▶ _Work instructions_:
Please copy out the material word for word, starting at the line that contains "Patent image size: (855, 396)." and ending at the line that contains "The proximal end 110 is at (134, 123).", with both of those lines included and nothing else.

▶ _Information supplied_:
++++++

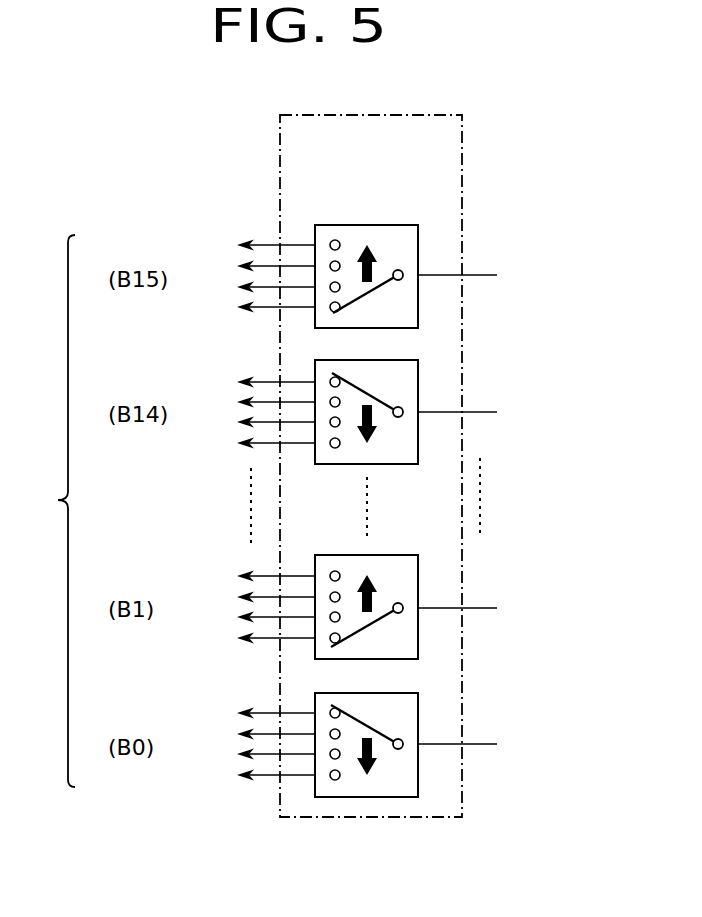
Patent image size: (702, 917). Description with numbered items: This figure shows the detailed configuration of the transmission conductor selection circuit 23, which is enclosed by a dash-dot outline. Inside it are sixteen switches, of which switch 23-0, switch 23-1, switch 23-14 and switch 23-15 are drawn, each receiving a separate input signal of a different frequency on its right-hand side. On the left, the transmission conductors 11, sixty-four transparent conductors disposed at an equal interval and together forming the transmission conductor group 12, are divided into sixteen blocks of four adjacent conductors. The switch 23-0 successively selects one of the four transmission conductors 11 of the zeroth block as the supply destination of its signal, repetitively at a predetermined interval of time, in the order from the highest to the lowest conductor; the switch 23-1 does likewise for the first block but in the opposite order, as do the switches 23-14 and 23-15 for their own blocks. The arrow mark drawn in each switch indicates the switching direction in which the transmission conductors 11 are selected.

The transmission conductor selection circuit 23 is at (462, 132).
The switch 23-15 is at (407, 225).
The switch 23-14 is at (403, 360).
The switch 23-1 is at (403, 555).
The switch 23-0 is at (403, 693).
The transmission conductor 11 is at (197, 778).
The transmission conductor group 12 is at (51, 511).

++++++

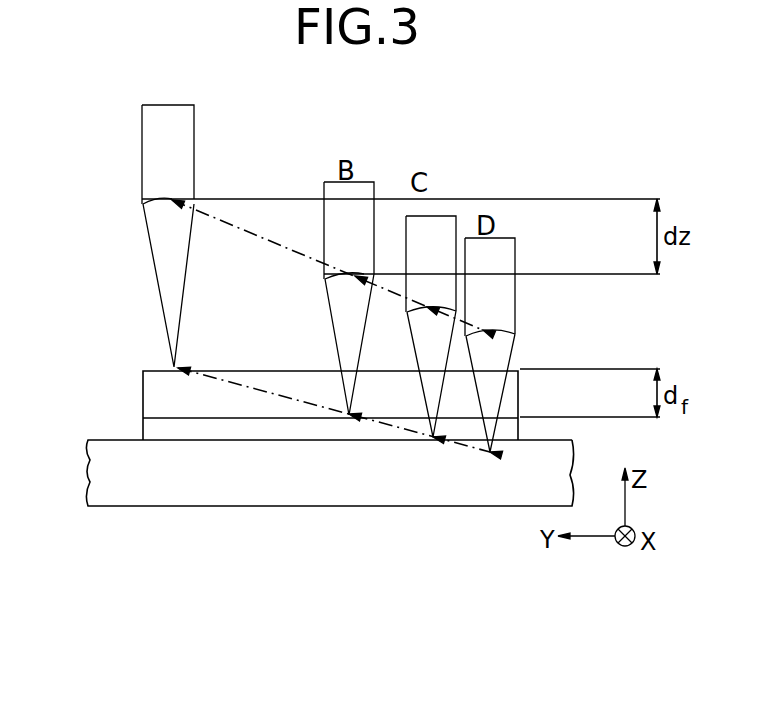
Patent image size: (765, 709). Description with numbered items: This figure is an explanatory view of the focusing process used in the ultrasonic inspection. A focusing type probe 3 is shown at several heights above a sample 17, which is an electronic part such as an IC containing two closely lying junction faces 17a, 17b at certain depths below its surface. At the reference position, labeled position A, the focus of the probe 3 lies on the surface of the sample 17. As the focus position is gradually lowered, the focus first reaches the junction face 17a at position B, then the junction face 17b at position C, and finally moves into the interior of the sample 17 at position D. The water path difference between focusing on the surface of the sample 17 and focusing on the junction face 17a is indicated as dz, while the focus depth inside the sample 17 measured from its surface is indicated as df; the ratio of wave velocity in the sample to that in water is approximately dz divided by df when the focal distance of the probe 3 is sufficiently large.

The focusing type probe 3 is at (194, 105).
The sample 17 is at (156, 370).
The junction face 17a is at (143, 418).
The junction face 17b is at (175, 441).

++++++

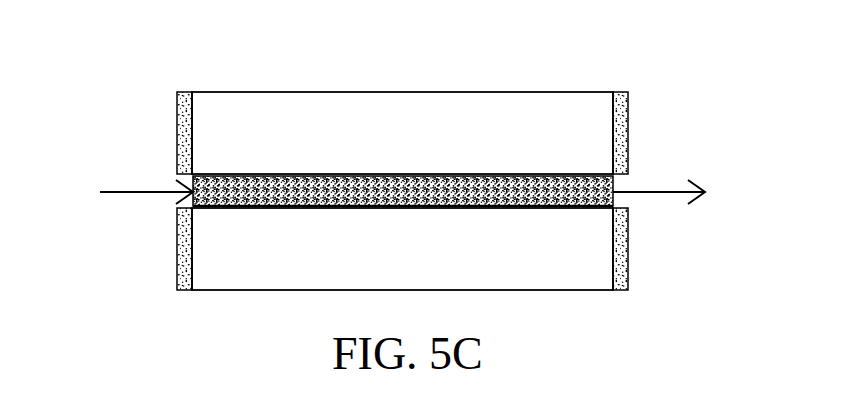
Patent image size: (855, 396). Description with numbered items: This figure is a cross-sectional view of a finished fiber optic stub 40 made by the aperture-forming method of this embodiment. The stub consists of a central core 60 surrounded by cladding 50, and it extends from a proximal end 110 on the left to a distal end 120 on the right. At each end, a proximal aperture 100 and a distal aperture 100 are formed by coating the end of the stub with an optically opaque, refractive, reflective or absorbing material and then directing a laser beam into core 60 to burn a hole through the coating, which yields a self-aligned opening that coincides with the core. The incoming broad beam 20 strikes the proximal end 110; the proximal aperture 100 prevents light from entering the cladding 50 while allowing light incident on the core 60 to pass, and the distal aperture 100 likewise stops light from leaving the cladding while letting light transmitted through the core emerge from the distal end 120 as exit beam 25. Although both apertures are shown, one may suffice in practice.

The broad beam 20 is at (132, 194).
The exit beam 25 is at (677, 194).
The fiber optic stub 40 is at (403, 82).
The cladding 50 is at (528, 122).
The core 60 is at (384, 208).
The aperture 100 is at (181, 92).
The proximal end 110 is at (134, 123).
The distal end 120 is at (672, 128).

++++++

▶ _Solution to the exercise_:
Patent image size: (855, 396). Description with numbered items: This figure is a cross-sectional view of a finished fiber optic stub 40 made by the aperture-forming method of this embodiment. The stub consists of a central core 60 surrounded by cladding 50, and it extends from a proximal end 110 on the left to a distal end 120 on the right. At each end, a proximal aperture 100 and a distal aperture 100 are formed by coating the end of the stub with an optically opaque, refractive, reflective or absorbing material and then directing a laser beam into core 60 to burn a hole through the coating, which yields a self-aligned opening that coincides with the core. The incoming broad beam 20 strikes the proximal end 110; the proximal aperture 100 prevents light from entering the cladding 50 while allowing light incident on the core 60 to pass, and the distal aperture 100 likewise stops light from leaving the cladding while letting light transmitted through the core emerge from the distal end 120 as exit beam 25. Although both apertures are shown, one may suffice in practice.

The broad beam 20 is at (132, 194).
The exit beam 25 is at (677, 194).
The fiber optic stub 40 is at (403, 82).
The cladding 50 is at (528, 122).
The core 60 is at (384, 208).
The aperture 100 is at (181, 92).
The proximal end 110 is at (134, 123).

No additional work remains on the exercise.